╭─ EXCERPTED TEXT

CHAPEL HILL — A memorial service will be held Saturday for one of two area men killed last week in a plane crash in south-central Colorado.
The crash remains under investigation, and the local coroner has not released the bodies to their families. National Transportation Safety Board spokesman Keith Holloway said a recovery team is working to retrieve the plane. A final report could take 12 to 18 months.
Dr. Bruce Dalton, 69, of Hurdle Mills, will be remembered at 3 p.m. Saturday at St. Matthew’s Episcopal Church on St. Mary’s Road in Hillsborough. Services for his friend Steven Huber, 57, of Hillsborough, have not been announced.
Both men were killed Thursday when Dalton’s single-engine Mooney M20J aircraft crashed in the Sangre de Cristo Mountains, south of Pueblo, Colo. Civil Air Patrol officers found the crash site early Saturday morning.
The men had left the Person County Airport on Sept. 11 to attend an air show in Reno, Nev. They attended a Wisconsin air show together last year, said Douglas Quick, Huber’s friend and employer.
Quick, president of Pinnacle Funding at Brightleaf Square in Durham, said Huber had worked as a mortgage consultant since 2006. The 1983 UNC-Charlotte graduate previously worked as a systems engineer with Bay Networks Inc. He and his wife Sue Huber have four children and one grandchild, Quick said.
Quick said Monday was the first day he had coffee at his desk without his golf partner. He also was giving Huber tennis lessons, he said.
“He had two passions: flying planes and helping people,” Quick said. “He was helpful. He was giving. He was a good guy (and) very gregarious.”
Both men were certified, experienced pilots – Huber as a private pilot, and Dalton as an instrument-rated commercial pilot.
Dalton, the retired founder and president of OccuHealth Inc., was a pediatrician and occupational health specialist. He and his wife, Denise Dalton, have two children and three grandchildren.
Dalton graduated from Davidson College and the UNC-Chapel Hill School of Medicine. He also earned master’s degrees in health care administration from Baylor University and public health from Johns Hopkins University. In 1985, he retired from the U.S. Army. He formerly worked at U.S. HealthWorks Inc., Bell Atlantic and Northern Telecom.
In 1997, he became joint master with the Rougemont-based Red Mountain Hounds fox-hunting club.
That’s where Rougemont resident Carol Riggs met him roughly 25 years ago. He loved the tradition of hunting and his hunt family, and his death has been hard, she said.

╰─
╭─ ENTRIES SUPPLIED

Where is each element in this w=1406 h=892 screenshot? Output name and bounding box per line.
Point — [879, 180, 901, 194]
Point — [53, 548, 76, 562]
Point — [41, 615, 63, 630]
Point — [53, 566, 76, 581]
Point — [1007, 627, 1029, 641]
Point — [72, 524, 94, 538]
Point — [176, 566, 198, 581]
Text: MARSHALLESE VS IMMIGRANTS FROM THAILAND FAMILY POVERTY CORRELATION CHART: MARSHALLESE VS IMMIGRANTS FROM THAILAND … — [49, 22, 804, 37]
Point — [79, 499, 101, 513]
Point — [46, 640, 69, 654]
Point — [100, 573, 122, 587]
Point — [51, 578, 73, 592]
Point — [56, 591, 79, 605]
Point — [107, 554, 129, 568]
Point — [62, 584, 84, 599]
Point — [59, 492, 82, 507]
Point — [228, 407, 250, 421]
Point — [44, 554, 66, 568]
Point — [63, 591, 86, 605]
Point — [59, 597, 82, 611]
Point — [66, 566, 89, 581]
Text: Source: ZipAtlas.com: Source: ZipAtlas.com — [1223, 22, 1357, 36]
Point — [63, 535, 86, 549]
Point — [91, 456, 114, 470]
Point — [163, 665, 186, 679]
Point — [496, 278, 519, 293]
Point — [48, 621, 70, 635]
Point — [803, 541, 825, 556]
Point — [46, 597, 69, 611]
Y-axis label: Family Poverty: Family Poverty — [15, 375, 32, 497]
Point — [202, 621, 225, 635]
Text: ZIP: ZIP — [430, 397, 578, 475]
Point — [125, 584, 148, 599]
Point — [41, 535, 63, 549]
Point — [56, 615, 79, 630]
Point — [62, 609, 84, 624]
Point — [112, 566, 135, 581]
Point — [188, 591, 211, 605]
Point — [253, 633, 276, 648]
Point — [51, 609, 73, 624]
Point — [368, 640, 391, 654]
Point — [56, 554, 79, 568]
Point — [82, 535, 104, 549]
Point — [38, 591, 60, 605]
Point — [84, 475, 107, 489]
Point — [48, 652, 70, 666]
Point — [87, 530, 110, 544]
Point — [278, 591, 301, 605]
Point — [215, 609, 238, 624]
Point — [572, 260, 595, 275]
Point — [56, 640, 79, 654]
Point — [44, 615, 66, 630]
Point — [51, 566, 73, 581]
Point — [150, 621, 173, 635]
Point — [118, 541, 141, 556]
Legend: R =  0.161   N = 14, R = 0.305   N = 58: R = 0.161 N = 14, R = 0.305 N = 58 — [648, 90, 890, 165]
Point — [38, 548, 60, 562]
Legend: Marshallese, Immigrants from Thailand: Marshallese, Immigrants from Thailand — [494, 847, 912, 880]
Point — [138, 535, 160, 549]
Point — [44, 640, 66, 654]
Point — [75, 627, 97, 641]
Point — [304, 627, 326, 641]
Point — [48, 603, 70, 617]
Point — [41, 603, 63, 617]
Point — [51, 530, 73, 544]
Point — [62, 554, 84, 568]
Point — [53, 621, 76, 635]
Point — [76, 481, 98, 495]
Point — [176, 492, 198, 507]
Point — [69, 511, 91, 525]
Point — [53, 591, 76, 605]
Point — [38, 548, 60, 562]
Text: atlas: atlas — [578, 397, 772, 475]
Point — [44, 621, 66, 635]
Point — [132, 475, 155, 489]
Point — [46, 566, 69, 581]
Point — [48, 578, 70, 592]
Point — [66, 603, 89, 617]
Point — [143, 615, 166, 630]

╰─

* WHAT TO DO
In the article on the Colorado plane crash, what kind of aircraft crashed? These entries are separate material and have no connection to the article on the Colorado plane crash.

* COMPLETED TASK
Dalton's single-engine Mooney M20J.